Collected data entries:

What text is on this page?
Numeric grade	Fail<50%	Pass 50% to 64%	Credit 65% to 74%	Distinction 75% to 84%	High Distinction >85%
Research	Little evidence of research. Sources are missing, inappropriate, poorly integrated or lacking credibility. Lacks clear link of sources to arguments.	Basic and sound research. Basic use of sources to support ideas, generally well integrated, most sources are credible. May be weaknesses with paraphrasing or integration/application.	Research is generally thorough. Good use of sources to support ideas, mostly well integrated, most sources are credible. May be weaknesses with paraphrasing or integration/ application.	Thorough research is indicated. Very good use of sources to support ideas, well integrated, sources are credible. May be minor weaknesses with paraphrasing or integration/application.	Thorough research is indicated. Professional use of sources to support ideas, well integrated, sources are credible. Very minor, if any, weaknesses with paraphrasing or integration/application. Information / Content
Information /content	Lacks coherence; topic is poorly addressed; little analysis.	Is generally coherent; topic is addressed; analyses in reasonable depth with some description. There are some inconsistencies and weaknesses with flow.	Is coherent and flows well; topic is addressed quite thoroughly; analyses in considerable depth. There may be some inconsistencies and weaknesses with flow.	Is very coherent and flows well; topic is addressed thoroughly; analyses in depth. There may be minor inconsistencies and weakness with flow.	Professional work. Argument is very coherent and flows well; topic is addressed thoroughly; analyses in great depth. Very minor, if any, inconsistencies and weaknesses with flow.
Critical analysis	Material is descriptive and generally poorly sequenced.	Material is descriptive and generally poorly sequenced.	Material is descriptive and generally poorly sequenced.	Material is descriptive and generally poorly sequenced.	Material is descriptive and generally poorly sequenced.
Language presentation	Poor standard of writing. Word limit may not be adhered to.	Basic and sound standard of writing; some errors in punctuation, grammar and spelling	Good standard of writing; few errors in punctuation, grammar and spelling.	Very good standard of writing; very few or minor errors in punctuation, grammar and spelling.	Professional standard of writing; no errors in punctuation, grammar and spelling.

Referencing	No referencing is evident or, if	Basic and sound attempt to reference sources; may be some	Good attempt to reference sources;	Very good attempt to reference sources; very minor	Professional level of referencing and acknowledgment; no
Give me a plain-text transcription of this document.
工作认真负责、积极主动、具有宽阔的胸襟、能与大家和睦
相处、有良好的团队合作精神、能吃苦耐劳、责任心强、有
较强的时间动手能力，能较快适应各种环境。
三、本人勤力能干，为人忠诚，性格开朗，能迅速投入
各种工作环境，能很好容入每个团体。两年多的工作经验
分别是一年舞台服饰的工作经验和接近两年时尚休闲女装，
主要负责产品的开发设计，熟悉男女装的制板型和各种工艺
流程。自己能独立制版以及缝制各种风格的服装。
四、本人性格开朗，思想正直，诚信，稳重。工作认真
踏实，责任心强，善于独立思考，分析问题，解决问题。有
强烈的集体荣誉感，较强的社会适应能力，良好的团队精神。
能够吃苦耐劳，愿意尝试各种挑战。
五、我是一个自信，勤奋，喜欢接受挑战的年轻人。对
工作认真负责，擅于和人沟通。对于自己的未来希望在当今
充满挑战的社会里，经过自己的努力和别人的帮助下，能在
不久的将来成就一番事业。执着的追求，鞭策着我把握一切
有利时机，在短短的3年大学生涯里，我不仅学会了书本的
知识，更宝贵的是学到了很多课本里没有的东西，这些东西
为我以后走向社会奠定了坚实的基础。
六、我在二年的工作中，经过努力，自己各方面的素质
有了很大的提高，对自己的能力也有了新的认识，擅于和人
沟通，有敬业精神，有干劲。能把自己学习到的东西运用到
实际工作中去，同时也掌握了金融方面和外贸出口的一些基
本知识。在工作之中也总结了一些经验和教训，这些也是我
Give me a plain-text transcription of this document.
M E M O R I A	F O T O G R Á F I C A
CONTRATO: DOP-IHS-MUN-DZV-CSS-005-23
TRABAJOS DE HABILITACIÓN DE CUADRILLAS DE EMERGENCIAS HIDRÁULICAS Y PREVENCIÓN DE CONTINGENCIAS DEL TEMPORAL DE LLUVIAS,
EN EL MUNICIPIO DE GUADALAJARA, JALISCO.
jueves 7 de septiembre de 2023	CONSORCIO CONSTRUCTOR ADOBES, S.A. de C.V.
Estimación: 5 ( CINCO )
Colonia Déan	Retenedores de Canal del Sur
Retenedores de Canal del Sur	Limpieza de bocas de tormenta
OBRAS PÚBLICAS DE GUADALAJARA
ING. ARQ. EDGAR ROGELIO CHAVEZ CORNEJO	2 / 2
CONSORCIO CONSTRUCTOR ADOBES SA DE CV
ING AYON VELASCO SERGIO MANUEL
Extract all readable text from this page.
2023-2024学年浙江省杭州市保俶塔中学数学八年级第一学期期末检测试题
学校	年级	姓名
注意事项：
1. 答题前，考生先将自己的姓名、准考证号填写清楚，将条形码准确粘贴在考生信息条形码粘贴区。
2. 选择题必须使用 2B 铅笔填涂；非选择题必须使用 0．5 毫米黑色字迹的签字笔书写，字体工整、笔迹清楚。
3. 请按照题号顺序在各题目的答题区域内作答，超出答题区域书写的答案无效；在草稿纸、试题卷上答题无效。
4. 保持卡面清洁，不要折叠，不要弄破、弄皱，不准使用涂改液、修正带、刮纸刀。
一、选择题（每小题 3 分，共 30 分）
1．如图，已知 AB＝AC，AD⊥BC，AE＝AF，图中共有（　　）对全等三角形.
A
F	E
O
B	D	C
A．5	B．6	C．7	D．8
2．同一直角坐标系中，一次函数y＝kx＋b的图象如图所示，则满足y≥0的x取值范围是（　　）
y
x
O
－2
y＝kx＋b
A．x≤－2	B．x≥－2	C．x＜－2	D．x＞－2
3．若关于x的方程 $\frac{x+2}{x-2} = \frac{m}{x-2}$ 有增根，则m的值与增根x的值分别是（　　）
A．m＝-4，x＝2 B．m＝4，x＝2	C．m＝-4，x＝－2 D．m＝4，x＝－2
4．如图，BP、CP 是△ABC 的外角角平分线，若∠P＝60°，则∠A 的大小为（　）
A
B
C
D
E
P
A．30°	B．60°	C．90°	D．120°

§ **What the exercise asks**
Reproduce the material precisely, including every line.

§ **Exercise answer**
What text is on this page?
Numeric grade	Fail<50%	Pass 50% to 64%	Credit 65% to 74%	Distinction 75% to 84%	High Distinction >85%
Research	Little evidence of research. Sources are missing, inappropriate, poorly integrated or lacking credibility. Lacks clear link of sources to arguments.	Basic and sound research. Basic use of sources to support ideas, generally well integrated, most sources are credible. May be weaknesses with paraphrasing or integration/application.	Research is generally thorough. Good use of sources to support ideas, mostly well integrated, most sources are credible. May be weaknesses with paraphrasing or integration/ application.	Thorough research is indicated. Very good use of sources to support ideas, well integrated, sources are credible. May be minor weaknesses with paraphrasing or integration/application.	Thorough research is indicated. Professional use of sources to support ideas, well integrated, sources are credible. Very minor, if any, weaknesses with paraphrasing or integration/application. Information / Content
Information /content	Lacks coherence; topic is poorly addressed; little analysis.	Is generally coherent; topic is addressed; analyses in reasonable depth with some description. There are some inconsistencies and weaknesses with flow.	Is coherent and flows well; topic is addressed quite thoroughly; analyses in considerable depth. There may be some inconsistencies and weaknesses with flow.	Is very coherent and flows well; topic is addressed thoroughly; analyses in depth. There may be minor inconsistencies and weakness with flow.	Professional work. Argument is very coherent and flows well; topic is addressed thoroughly; analyses in great depth. Very minor, if any, inconsistencies and weaknesses with flow.
Critical analysis	Material is descriptive and generally poorly sequenced.	Material is descriptive and generally poorly sequenced.	Material is descriptive and generally poorly sequenced.	Material is descriptive and generally poorly sequenced.	Material is descriptive and generally poorly sequenced.
Language presentation	Poor standard of writing. Word limit may not be adhered to.	Basic and sound standard of writing; some errors in punctuation, grammar and spelling	Good standard of writing; few errors in punctuation, grammar and spelling.	Very good standard of writing; very few or minor errors in punctuation, grammar and spelling.	Professional standard of writing; no errors in punctuation, grammar and spelling.

Referencing	No referencing is evident or, if	Basic and sound attempt to reference sources; may be some	Good attempt to reference sources;	Very good attempt to reference sources; very minor	Professional level of referencing and acknowledgment; no
Give me a plain-text transcription of this document.
工作认真负责、积极主动、具有宽阔的胸襟、能与大家和睦
相处、有良好的团队合作精神、能吃苦耐劳、责任心强、有
较强的时间动手能力，能较快适应各种环境。
三、本人勤力能干，为人忠诚，性格开朗，能迅速投入
各种工作环境，能很好容入每个团体。两年多的工作经验
分别是一年舞台服饰的工作经验和接近两年时尚休闲女装，
主要负责产品的开发设计，熟悉男女装的制板型和各种工艺
流程。自己能独立制版以及缝制各种风格的服装。
四、本人性格开朗，思想正直，诚信，稳重。工作认真
踏实，责任心强，善于独立思考，分析问题，解决问题。有
强烈的集体荣誉感，较强的社会适应能力，良好的团队精神。
能够吃苦耐劳，愿意尝试各种挑战。
五、我是一个自信，勤奋，喜欢接受挑战的年轻人。对
工作认真负责，擅于和人沟通。对于自己的未来希望在当今
充满挑战的社会里，经过自己的努力和别人的帮助下，能在
不久的将来成就一番事业。执着的追求，鞭策着我把握一切
有利时机，在短短的3年大学生涯里，我不仅学会了书本的
知识，更宝贵的是学到了很多课本里没有的东西，这些东西
为我以后走向社会奠定了坚实的基础。
六、我在二年的工作中，经过努力，自己各方面的素质
有了很大的提高，对自己的能力也有了新的认识，擅于和人
沟通，有敬业精神，有干劲。能把自己学习到的东西运用到
实际工作中去，同时也掌握了金融方面和外贸出口的一些基
本知识。在工作之中也总结了一些经验和教训，这些也是我
Give me a plain-text transcription of this document.
M E M O R I A	F O T O G R Á F I C A
CONTRATO: DOP-IHS-MUN-DZV-CSS-005-23
TRABAJOS DE HABILITACIÓN DE CUADRILLAS DE EMERGENCIAS HIDRÁULICAS Y PREVENCIÓN DE CONTINGENCIAS DEL TEMPORAL DE LLUVIAS,
EN EL MUNICIPIO DE GUADALAJARA, JALISCO.
jueves 7 de septiembre de 2023	CONSORCIO CONSTRUCTOR ADOBES, S.A. de C.V.
Estimación: 5 ( CINCO )
Colonia Déan	Retenedores de Canal del Sur
Retenedores de Canal del Sur	Limpieza de bocas de tormenta
OBRAS PÚBLICAS DE GUADALAJARA
ING. ARQ. EDGAR ROGELIO CHAVEZ CORNEJO	2 / 2
CONSORCIO CONSTRUCTOR ADOBES SA DE CV
ING AYON VELASCO SERGIO MANUEL
Extract all readable text from this page.
2023-2024学年浙江省杭州市保俶塔中学数学八年级第一学期期末检测试题
学校	年级	姓名
注意事项：
1. 答题前，考生先将自己的姓名、准考证号填写清楚，将条形码准确粘贴在考生信息条形码粘贴区。
2. 选择题必须使用 2B 铅笔填涂；非选择题必须使用 0．5 毫米黑色字迹的签字笔书写，字体工整、笔迹清楚。
3. 请按照题号顺序在各题目的答题区域内作答，超出答题区域书写的答案无效；在草稿纸、试题卷上答题无效。
4. 保持卡面清洁，不要折叠，不要弄破、弄皱，不准使用涂改液、修正带、刮纸刀。
一、选择题（每小题 3 分，共 30 分）
1．如图，已知 AB＝AC，AD⊥BC，AE＝AF，图中共有（　　）对全等三角形.
A
F	E
O
B	D	C
A．5	B．6	C．7	D．8
2．同一直角坐标系中，一次函数y＝kx＋b的图象如图所示，则满足y≥0的x取值范围是（　　）
y
x
O
－2
y＝kx＋b
A．x≤－2	B．x≥－2	C．x＜－2	D．x＞－2
3．若关于x的方程 $\frac{x+2}{x-2} = \frac{m}{x-2}$ 有增根，则m的值与增根x的值分别是（　　）
A．m＝-4，x＝2 B．m＝4，x＝2	C．m＝-4，x＝－2 D．m＝4，x＝－2
4．如图，BP、CP 是△ABC 的外角角平分线，若∠P＝60°，则∠A 的大小为（　）
A
B
C
D
E
P
A．30°	B．60°	C．90°	D．120°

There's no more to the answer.